**Record forniti**.
-=-=-

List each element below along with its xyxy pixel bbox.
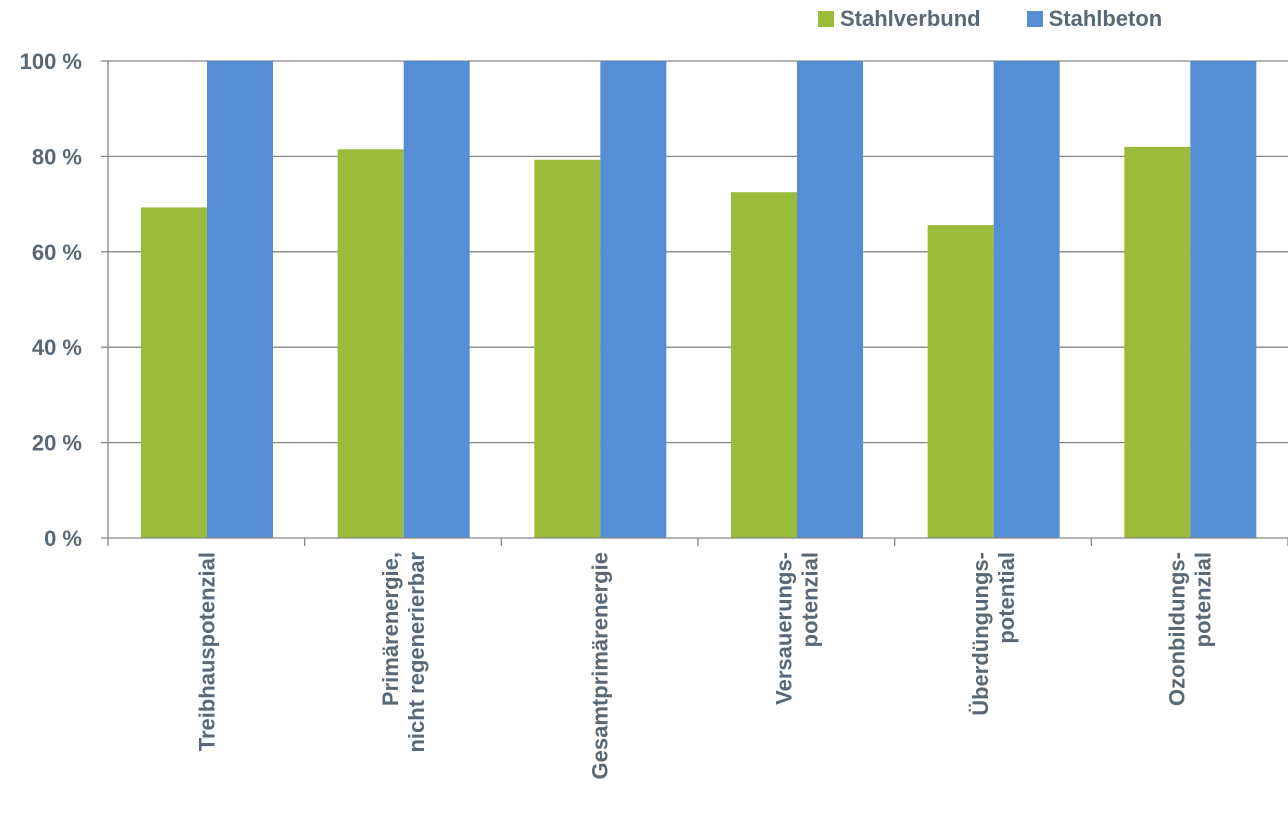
bar-stahlbeton-1 <box>207 61 273 538</box>
bar-stahlbeton-6 <box>1190 61 1257 538</box>
legend-swatch-stahlbeton <box>1026 11 1043 27</box>
legend-item-stahlverbund: Stahlverbund <box>818 6 981 32</box>
legend-swatch-stahlverbund <box>818 11 834 27</box>
y-tick-label: 60 % <box>32 240 82 265</box>
legend-label-stahlbeton: Stahlbeton <box>1048 6 1163 31</box>
x-category-label: Treibhauspotenzial <box>194 552 219 751</box>
legend: Stahlverbund Stahlbeton <box>818 6 1162 32</box>
x-category-label: potential <box>994 552 1019 644</box>
y-tick-label: 20 % <box>32 431 82 456</box>
bar-stahlverbund-2 <box>337 149 404 538</box>
y-tick-label: 80 % <box>32 144 82 169</box>
bar-stahlverbund-6 <box>1124 146 1191 539</box>
x-category-label: Überdüngungs- <box>968 552 993 716</box>
y-tick-label: 100 % <box>20 49 82 74</box>
x-category-label: Gesamtprimärenergie <box>588 552 613 779</box>
legend-item-stahlbeton: Stahlbeton <box>1026 6 1163 32</box>
bar-stahlverbund-1 <box>141 207 207 538</box>
bar-stahlbeton-4 <box>797 61 863 538</box>
bar-stahlbeton-2 <box>403 61 470 538</box>
x-category-label: potenzial <box>1191 552 1216 647</box>
x-category-label: nicht regenerierbar <box>404 552 429 753</box>
x-category-label: Ozonbildungs- <box>1165 552 1190 706</box>
bar-stahlverbund-4 <box>731 192 797 539</box>
y-tick-label: 40 % <box>32 335 82 360</box>
x-category-label: Versauerungs- <box>771 552 796 705</box>
bar-stahlbeton-3 <box>600 61 667 538</box>
bar-stahlbeton-5 <box>993 61 1060 538</box>
legend-label-stahlverbund: Stahlverbund <box>840 6 981 31</box>
x-category-label: potenzial <box>797 552 822 647</box>
x-category-label: Primärenergie, <box>378 552 403 706</box>
y-tick-label: 0 % <box>44 526 82 551</box>
bar-stahlverbund-5 <box>927 225 994 538</box>
bar-stahlverbund-3 <box>534 159 601 538</box>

-=-=-

**Consegna**.
Trascrivi tutte le righe dei record sotto forma di elenco numerato, escludendo le righe vuote. Non riportare le immagini.

**Risultato**.
1. List each element below along with its xyxy pixel bbox.
2. bar-stahlbeton-1 <box>207 61 273 538</box>
3. bar-stahlbeton-6 <box>1190 61 1257 538</box>
4. legend-swatch-stahlbeton <box>1026 11 1043 27</box>
5. legend-item-stahlverbund: Stahlverbund <box>818 6 981 32</box>
6. legend-swatch-stahlverbund <box>818 11 834 27</box>
7. y-tick-label: 60 % <box>32 240 82 265</box>
8. legend-label-stahlbeton: Stahlbeton <box>1048 6 1163 31</box>
9. x-category-label: Treibhauspotenzial <box>194 552 219 751</box>
10. legend: Stahlverbund Stahlbeton <box>818 6 1162 32</box>
11. x-category-label: potential <box>994 552 1019 644</box>
12. y-tick-label: 20 % <box>32 431 82 456</box>
13. bar-stahlverbund-2 <box>337 149 404 538</box>
14. y-tick-label: 80 % <box>32 144 82 169</box>
15. bar-stahlverbund-6 <box>1124 146 1191 539</box>
16. x-category-label: Überdüngungs- <box>968 552 993 716</box>
17. y-tick-label: 100 % <box>20 49 82 74</box>
18. x-category-label: Gesamtprimärenergie <box>588 552 613 779</box>
19. legend-item-stahlbeton: Stahlbeton <box>1026 6 1163 32</box>
20. bar-stahlverbund-1 <box>141 207 207 538</box>
21. bar-stahlbeton-4 <box>797 61 863 538</box>
22. bar-stahlbeton-2 <box>403 61 470 538</box>
23. x-category-label: potenzial <box>1191 552 1216 647</box>
24. x-category-label: nicht regenerierbar <box>404 552 429 753</box>
25. x-category-label: Ozonbildungs- <box>1165 552 1190 706</box>
26. bar-stahlverbund-4 <box>731 192 797 539</box>
27. y-tick-label: 40 % <box>32 335 82 360</box>
28. x-category-label: Versauerungs- <box>771 552 796 705</box>
29. bar-stahlbeton-3 <box>600 61 667 538</box>
30. bar-stahlbeton-5 <box>993 61 1060 538</box>
31. legend-label-stahlverbund: Stahlverbund <box>840 6 981 31</box>
32. x-category-label: potenzial <box>797 552 822 647</box>
33. x-category-label: Primärenergie, <box>378 552 403 706</box>
34. y-tick-label: 0 % <box>44 526 82 551</box>
35. bar-stahlverbund-5 <box>927 225 994 538</box>
36. bar-stahlverbund-3 <box>534 159 601 538</box>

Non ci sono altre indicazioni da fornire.